Start Material for the task

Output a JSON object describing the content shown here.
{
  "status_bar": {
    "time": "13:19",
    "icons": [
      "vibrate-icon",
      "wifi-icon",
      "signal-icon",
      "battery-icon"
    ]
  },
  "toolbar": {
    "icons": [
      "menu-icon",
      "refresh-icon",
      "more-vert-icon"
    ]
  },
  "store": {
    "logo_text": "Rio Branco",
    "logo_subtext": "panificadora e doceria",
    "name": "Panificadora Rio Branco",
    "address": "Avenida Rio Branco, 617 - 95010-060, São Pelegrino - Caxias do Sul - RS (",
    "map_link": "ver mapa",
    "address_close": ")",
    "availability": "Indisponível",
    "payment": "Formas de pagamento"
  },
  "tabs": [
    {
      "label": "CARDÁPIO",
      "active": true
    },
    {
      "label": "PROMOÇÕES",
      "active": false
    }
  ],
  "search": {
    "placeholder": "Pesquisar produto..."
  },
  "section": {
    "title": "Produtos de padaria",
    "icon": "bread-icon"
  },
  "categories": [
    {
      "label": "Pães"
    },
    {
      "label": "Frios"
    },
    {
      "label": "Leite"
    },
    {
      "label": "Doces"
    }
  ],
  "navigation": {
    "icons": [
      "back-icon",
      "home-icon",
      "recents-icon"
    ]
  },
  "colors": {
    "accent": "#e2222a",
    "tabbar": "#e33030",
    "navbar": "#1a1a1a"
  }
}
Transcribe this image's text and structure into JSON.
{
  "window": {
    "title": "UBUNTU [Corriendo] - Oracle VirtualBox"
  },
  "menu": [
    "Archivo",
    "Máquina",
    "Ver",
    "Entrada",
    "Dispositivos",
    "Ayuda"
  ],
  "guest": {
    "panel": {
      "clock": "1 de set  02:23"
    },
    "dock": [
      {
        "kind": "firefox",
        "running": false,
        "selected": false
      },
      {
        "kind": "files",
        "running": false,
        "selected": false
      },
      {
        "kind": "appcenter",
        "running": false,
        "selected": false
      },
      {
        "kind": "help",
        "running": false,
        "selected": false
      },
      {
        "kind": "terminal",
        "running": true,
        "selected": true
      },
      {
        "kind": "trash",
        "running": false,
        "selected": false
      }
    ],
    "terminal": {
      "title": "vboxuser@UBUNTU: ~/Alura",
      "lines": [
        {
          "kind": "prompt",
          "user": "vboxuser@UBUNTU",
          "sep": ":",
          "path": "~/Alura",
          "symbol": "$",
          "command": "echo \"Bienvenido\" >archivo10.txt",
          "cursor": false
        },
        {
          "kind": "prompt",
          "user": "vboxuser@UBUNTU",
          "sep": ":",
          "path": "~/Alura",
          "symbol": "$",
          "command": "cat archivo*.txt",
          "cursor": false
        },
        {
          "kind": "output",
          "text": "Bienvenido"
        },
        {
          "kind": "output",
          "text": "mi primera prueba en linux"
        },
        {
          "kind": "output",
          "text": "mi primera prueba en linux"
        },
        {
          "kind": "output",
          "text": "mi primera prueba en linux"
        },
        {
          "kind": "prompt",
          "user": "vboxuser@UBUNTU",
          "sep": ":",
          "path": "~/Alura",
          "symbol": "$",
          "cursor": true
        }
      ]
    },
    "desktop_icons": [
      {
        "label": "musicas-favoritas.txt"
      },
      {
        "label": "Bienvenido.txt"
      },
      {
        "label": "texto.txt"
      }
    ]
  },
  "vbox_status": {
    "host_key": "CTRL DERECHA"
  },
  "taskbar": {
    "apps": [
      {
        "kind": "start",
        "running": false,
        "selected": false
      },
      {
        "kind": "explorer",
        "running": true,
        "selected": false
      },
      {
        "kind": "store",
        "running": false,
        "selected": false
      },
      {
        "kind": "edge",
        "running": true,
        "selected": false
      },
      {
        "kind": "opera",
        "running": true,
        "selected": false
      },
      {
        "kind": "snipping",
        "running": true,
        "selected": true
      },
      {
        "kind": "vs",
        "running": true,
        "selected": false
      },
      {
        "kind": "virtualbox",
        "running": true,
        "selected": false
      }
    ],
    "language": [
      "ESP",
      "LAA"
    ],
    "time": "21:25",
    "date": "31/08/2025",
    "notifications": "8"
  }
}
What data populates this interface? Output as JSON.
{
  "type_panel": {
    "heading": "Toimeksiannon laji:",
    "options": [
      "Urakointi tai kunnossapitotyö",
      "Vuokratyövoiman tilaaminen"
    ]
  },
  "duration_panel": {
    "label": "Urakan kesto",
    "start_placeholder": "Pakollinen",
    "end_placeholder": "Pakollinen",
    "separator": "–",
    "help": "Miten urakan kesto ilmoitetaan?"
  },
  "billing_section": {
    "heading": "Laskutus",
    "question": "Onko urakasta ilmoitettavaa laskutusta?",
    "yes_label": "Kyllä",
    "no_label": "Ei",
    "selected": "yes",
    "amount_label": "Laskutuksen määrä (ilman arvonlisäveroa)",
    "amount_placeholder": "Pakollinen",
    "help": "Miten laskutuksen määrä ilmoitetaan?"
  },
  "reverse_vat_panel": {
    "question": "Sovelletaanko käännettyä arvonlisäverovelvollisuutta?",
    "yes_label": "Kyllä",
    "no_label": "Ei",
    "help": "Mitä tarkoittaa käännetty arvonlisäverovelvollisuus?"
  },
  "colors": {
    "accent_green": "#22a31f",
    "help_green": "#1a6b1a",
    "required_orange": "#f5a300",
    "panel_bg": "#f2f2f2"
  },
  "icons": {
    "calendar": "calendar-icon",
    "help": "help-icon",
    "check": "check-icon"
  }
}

End Material for the task

■ What is needed ■
Exact copies of all the records are required.

■ The completed task ■
Output a JSON object describing the content shown here.
{
  "status_bar": {
    "time": "13:19",
    "icons": [
      "vibrate-icon",
      "wifi-icon",
      "signal-icon",
      "battery-icon"
    ]
  },
  "toolbar": {
    "icons": [
      "menu-icon",
      "refresh-icon",
      "more-vert-icon"
    ]
  },
  "store": {
    "logo_text": "Rio Branco",
    "logo_subtext": "panificadora e doceria",
    "name": "Panificadora Rio Branco",
    "address": "Avenida Rio Branco, 617 - 95010-060, São Pelegrino - Caxias do Sul - RS (",
    "map_link": "ver mapa",
    "address_close": ")",
    "availability": "Indisponível",
    "payment": "Formas de pagamento"
  },
  "tabs": [
    {
      "label": "CARDÁPIO",
      "active": true
    },
    {
      "label": "PROMOÇÕES",
      "active": false
    }
  ],
  "search": {
    "placeholder": "Pesquisar produto..."
  },
  "section": {
    "title": "Produtos de padaria",
    "icon": "bread-icon"
  },
  "categories": [
    {
      "label": "Pães"
    },
    {
      "label": "Frios"
    },
    {
      "label": "Leite"
    },
    {
      "label": "Doces"
    }
  ],
  "navigation": {
    "icons": [
      "back-icon",
      "home-icon",
      "recents-icon"
    ]
  },
  "colors": {
    "accent": "#e2222a",
    "tabbar": "#e33030",
    "navbar": "#1a1a1a"
  }
}
Transcribe this image's text and structure into JSON.
{
  "window": {
    "title": "UBUNTU [Corriendo] - Oracle VirtualBox"
  },
  "menu": [
    "Archivo",
    "Máquina",
    "Ver",
    "Entrada",
    "Dispositivos",
    "Ayuda"
  ],
  "guest": {
    "panel": {
      "clock": "1 de set  02:23"
    },
    "dock": [
      {
        "kind": "firefox",
        "running": false,
        "selected": false
      },
      {
        "kind": "files",
        "running": false,
        "selected": false
      },
      {
        "kind": "appcenter",
        "running": false,
        "selected": false
      },
      {
        "kind": "help",
        "running": false,
        "selected": false
      },
      {
        "kind": "terminal",
        "running": true,
        "selected": true
      },
      {
        "kind": "trash",
        "running": false,
        "selected": false
      }
    ],
    "terminal": {
      "title": "vboxuser@UBUNTU: ~/Alura",
      "lines": [
        {
          "kind": "prompt",
          "user": "vboxuser@UBUNTU",
          "sep": ":",
          "path": "~/Alura",
          "symbol": "$",
          "command": "echo \"Bienvenido\" >archivo10.txt",
          "cursor": false
        },
        {
          "kind": "prompt",
          "user": "vboxuser@UBUNTU",
          "sep": ":",
          "path": "~/Alura",
          "symbol": "$",
          "command": "cat archivo*.txt",
          "cursor": false
        },
        {
          "kind": "output",
          "text": "Bienvenido"
        },
        {
          "kind": "output",
          "text": "mi primera prueba en linux"
        },
        {
          "kind": "output",
          "text": "mi primera prueba en linux"
        },
        {
          "kind": "output",
          "text": "mi primera prueba en linux"
        },
        {
          "kind": "prompt",
          "user": "vboxuser@UBUNTU",
          "sep": ":",
          "path": "~/Alura",
          "symbol": "$",
          "cursor": true
        }
      ]
    },
    "desktop_icons": [
      {
        "label": "musicas-favoritas.txt"
      },
      {
        "label": "Bienvenido.txt"
      },
      {
        "label": "texto.txt"
      }
    ]
  },
  "vbox_status": {
    "host_key": "CTRL DERECHA"
  },
  "taskbar": {
    "apps": [
      {
        "kind": "start",
        "running": false,
        "selected": false
      },
      {
        "kind": "explorer",
        "running": true,
        "selected": false
      },
      {
        "kind": "store",
        "running": false,
        "selected": false
      },
      {
        "kind": "edge",
        "running": true,
        "selected": false
      },
      {
        "kind": "opera",
        "running": true,
        "selected": false
      },
      {
        "kind": "snipping",
        "running": true,
        "selected": true
      },
      {
        "kind": "vs",
        "running": true,
        "selected": false
      },
      {
        "kind": "virtualbox",
        "running": true,
        "selected": false
      }
    ],
    "language": [
      "ESP",
      "LAA"
    ],
    "time": "21:25",
    "date": "31/08/2025",
    "notifications": "8"
  }
}
What data populates this interface? Output as JSON.
{
  "type_panel": {
    "heading": "Toimeksiannon laji:",
    "options": [
      "Urakointi tai kunnossapitotyö",
      "Vuokratyövoiman tilaaminen"
    ]
  },
  "duration_panel": {
    "label": "Urakan kesto",
    "start_placeholder": "Pakollinen",
    "end_placeholder": "Pakollinen",
    "separator": "–",
    "help": "Miten urakan kesto ilmoitetaan?"
  },
  "billing_section": {
    "heading": "Laskutus",
    "question": "Onko urakasta ilmoitettavaa laskutusta?",
    "yes_label": "Kyllä",
    "no_label": "Ei",
    "selected": "yes",
    "amount_label": "Laskutuksen määrä (ilman arvonlisäveroa)",
    "amount_placeholder": "Pakollinen",
    "help": "Miten laskutuksen määrä ilmoitetaan?"
  },
  "reverse_vat_panel": {
    "question": "Sovelletaanko käännettyä arvonlisäverovelvollisuutta?",
    "yes_label": "Kyllä",
    "no_label": "Ei",
    "help": "Mitä tarkoittaa käännetty arvonlisäverovelvollisuus?"
  },
  "colors": {
    "accent_green": "#22a31f",
    "help_green": "#1a6b1a",
    "required_orange": "#f5a300",
    "panel_bg": "#f2f2f2"
  },
  "icons": {
    "calendar": "calendar-icon",
    "help": "help-icon",
    "check": "check-icon"
  }
}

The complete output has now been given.